### Exercise task
Transcribe the records below exactly as they appear.

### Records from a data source

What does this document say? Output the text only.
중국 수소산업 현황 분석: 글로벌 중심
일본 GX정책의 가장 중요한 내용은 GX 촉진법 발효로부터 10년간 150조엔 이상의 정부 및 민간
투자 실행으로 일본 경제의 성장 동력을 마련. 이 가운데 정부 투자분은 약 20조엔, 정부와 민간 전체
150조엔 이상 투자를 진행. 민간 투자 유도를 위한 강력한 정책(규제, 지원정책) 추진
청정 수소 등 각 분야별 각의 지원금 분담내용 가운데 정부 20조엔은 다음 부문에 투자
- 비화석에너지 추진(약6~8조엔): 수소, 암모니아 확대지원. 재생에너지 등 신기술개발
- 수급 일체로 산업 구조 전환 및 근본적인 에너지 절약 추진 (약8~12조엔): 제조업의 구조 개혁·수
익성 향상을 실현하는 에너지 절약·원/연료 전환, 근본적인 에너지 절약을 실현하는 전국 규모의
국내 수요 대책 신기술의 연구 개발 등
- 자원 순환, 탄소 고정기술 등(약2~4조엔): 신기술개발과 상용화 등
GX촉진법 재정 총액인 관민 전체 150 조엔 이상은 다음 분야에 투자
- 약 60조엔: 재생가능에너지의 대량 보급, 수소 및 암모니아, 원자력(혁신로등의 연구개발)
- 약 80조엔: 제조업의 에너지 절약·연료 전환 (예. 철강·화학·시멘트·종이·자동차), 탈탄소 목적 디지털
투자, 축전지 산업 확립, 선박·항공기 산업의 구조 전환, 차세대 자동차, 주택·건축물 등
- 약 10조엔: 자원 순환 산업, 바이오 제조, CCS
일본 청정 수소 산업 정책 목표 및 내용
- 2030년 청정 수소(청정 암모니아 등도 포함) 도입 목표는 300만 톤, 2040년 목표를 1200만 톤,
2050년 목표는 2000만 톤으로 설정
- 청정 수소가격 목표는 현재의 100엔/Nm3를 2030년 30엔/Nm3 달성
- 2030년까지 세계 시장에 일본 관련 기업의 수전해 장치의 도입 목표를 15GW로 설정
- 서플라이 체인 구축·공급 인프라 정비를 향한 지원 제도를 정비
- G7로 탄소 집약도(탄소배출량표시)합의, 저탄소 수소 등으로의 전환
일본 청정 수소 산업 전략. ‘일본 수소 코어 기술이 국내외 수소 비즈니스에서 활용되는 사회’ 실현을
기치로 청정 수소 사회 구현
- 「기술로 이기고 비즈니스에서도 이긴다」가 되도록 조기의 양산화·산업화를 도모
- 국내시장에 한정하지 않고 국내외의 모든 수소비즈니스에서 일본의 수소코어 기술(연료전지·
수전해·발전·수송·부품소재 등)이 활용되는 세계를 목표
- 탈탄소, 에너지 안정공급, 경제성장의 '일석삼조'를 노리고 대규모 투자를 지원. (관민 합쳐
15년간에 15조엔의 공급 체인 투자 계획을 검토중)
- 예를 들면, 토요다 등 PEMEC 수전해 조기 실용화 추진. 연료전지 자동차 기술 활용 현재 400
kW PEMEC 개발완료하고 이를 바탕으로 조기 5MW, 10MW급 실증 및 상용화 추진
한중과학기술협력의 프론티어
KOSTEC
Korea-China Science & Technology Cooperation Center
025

### Full output
What does this document say? Output the text only.
중국 수소산업 현황 분석: 글로벌 중심
일본 GX정책의 가장 중요한 내용은 GX 촉진법 발효로부터 10년간 150조엔 이상의 정부 및 민간
투자 실행으로 일본 경제의 성장 동력을 마련. 이 가운데 정부 투자분은 약 20조엔, 정부와 민간 전체
150조엔 이상 투자를 진행. 민간 투자 유도를 위한 강력한 정책(규제, 지원정책) 추진
청정 수소 등 각 분야별 각의 지원금 분담내용 가운데 정부 20조엔은 다음 부문에 투자
- 비화석에너지 추진(약6~8조엔): 수소, 암모니아 확대지원. 재생에너지 등 신기술개발
- 수급 일체로 산업 구조 전환 및 근본적인 에너지 절약 추진 (약8~12조엔): 제조업의 구조 개혁·수
익성 향상을 실현하는 에너지 절약·원/연료 전환, 근본적인 에너지 절약을 실현하는 전국 규모의
국내 수요 대책 신기술의 연구 개발 등
- 자원 순환, 탄소 고정기술 등(약2~4조엔): 신기술개발과 상용화 등
GX촉진법 재정 총액인 관민 전체 150 조엔 이상은 다음 분야에 투자
- 약 60조엔: 재생가능에너지의 대량 보급, 수소 및 암모니아, 원자력(혁신로등의 연구개발)
- 약 80조엔: 제조업의 에너지 절약·연료 전환 (예. 철강·화학·시멘트·종이·자동차), 탈탄소 목적 디지털
투자, 축전지 산업 확립, 선박·항공기 산업의 구조 전환, 차세대 자동차, 주택·건축물 등
- 약 10조엔: 자원 순환 산업, 바이오 제조, CCS
일본 청정 수소 산업 정책 목표 및 내용
- 2030년 청정 수소(청정 암모니아 등도 포함) 도입 목표는 300만 톤, 2040년 목표를 1200만 톤,
2050년 목표는 2000만 톤으로 설정
- 청정 수소가격 목표는 현재의 100엔/Nm3를 2030년 30엔/Nm3 달성
- 2030년까지 세계 시장에 일본 관련 기업의 수전해 장치의 도입 목표를 15GW로 설정
- 서플라이 체인 구축·공급 인프라 정비를 향한 지원 제도를 정비
- G7로 탄소 집약도(탄소배출량표시)합의, 저탄소 수소 등으로의 전환
일본 청정 수소 산업 전략. ‘일본 수소 코어 기술이 국내외 수소 비즈니스에서 활용되는 사회’ 실현을
기치로 청정 수소 사회 구현
- 「기술로 이기고 비즈니스에서도 이긴다」가 되도록 조기의 양산화·산업화를 도모
- 국내시장에 한정하지 않고 국내외의 모든 수소비즈니스에서 일본의 수소코어 기술(연료전지·
수전해·발전·수송·부품소재 등)이 활용되는 세계를 목표
- 탈탄소, 에너지 안정공급, 경제성장의 '일석삼조'를 노리고 대규모 투자를 지원. (관민 합쳐
15년간에 15조엔의 공급 체인 투자 계획을 검토중)
- 예를 들면, 토요다 등 PEMEC 수전해 조기 실용화 추진. 연료전지 자동차 기술 활용 현재 400
kW PEMEC 개발완료하고 이를 바탕으로 조기 5MW, 10MW급 실증 및 상용화 추진
한중과학기술협력의 프론티어
KOSTEC
Korea-China Science & Technology Cooperation Center
025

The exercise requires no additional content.